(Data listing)
----------

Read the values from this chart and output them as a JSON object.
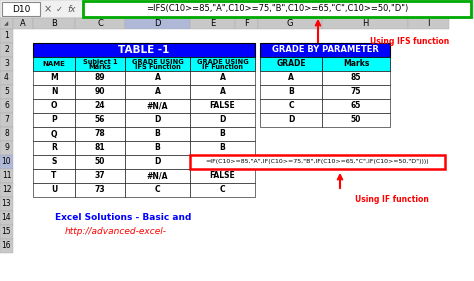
{
  "formula_bar_text": "=IFS(C10>=85,\"A\",C10>=75,\"B\",C10>=65,\"C\",C10>=50,\"D\")",
  "cell_ref": "D10",
  "col_headers": [
    "A",
    "B",
    "C",
    "D",
    "E",
    "F",
    "G",
    "H",
    "I"
  ],
  "table1_header": "TABLE -1",
  "table1_col_labels": [
    "NAME",
    "Subject 1\nMarks",
    "GRADE USING\nIFS Function",
    "GRADE USING\nIF Function"
  ],
  "table1_data": [
    [
      "M",
      "89",
      "A",
      "A"
    ],
    [
      "N",
      "90",
      "A",
      "A"
    ],
    [
      "O",
      "24",
      "#N/A",
      "FALSE"
    ],
    [
      "P",
      "56",
      "D",
      "D"
    ],
    [
      "Q",
      "78",
      "B",
      "B"
    ],
    [
      "R",
      "81",
      "B",
      "B"
    ],
    [
      "S",
      "50",
      "D",
      ""
    ],
    [
      "T",
      "37",
      "#N/A",
      "FALSE"
    ],
    [
      "U",
      "73",
      "C",
      "C"
    ]
  ],
  "if_formula": "=IF(C10>=85,\"A\",IF(C10>=75,\"B\",IF(C10>=65,\"C\",IF(C10>=50,\"D\"))))",
  "table2_header": "GRADE BY PARAMETER",
  "table2_col_labels": [
    "GRADE",
    "Marks"
  ],
  "table2_data": [
    [
      "A",
      "85"
    ],
    [
      "B",
      "75"
    ],
    [
      "C",
      "65"
    ],
    [
      "D",
      "50"
    ]
  ],
  "footer_line1": "Excel Solutions - Basic and",
  "footer_line2": "http://advanced-excel-",
  "using_ifs_text": "Using IFS function",
  "using_if_text": "Using IF function",
  "bg_color": "#FFFFFF",
  "header_blue": "#0000FF",
  "header_cyan": "#00FFFF",
  "formula_box_green": "#00AA00",
  "if_formula_box_red": "#FF0000",
  "arrow_color": "#FF0000",
  "excel_header_bg": "#C8C8C8",
  "excel_highlight_col": "#B0B8D8"
}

----------

- [REQUIRED WORK]
What is needed is an exact reproduction of the data, pictures excluded.

- [EXERCISE RESPONSE]
Read the values from this chart and output them as a JSON object.
{
  "formula_bar_text": "=IFS(C10>=85,\"A\",C10>=75,\"B\",C10>=65,\"C\",C10>=50,\"D\")",
  "cell_ref": "D10",
  "col_headers": [
    "A",
    "B",
    "C",
    "D",
    "E",
    "F",
    "G",
    "H",
    "I"
  ],
  "table1_header": "TABLE -1",
  "table1_col_labels": [
    "NAME",
    "Subject 1\nMarks",
    "GRADE USING\nIFS Function",
    "GRADE USING\nIF Function"
  ],
  "table1_data": [
    [
      "M",
      "89",
      "A",
      "A"
    ],
    [
      "N",
      "90",
      "A",
      "A"
    ],
    [
      "O",
      "24",
      "#N/A",
      "FALSE"
    ],
    [
      "P",
      "56",
      "D",
      "D"
    ],
    [
      "Q",
      "78",
      "B",
      "B"
    ],
    [
      "R",
      "81",
      "B",
      "B"
    ],
    [
      "S",
      "50",
      "D",
      ""
    ],
    [
      "T",
      "37",
      "#N/A",
      "FALSE"
    ],
    [
      "U",
      "73",
      "C",
      "C"
    ]
  ],
  "if_formula": "=IF(C10>=85,\"A\",IF(C10>=75,\"B\",IF(C10>=65,\"C\",IF(C10>=50,\"D\"))))",
  "table2_header": "GRADE BY PARAMETER",
  "table2_col_labels": [
    "GRADE",
    "Marks"
  ],
  "table2_data": [
    [
      "A",
      "85"
    ],
    [
      "B",
      "75"
    ],
    [
      "C",
      "65"
    ],
    [
      "D",
      "50"
    ]
  ],
  "footer_line1": "Excel Solutions - Basic and",
  "footer_line2": "http://advanced-excel-",
  "using_ifs_text": "Using IFS function",
  "using_if_text": "Using IF function",
  "bg_color": "#FFFFFF",
  "header_blue": "#0000FF",
  "header_cyan": "#00FFFF",
  "formula_box_green": "#00AA00",
  "if_formula_box_red": "#FF0000",
  "arrow_color": "#FF0000",
  "excel_header_bg": "#C8C8C8",
  "excel_highlight_col": "#B0B8D8"
}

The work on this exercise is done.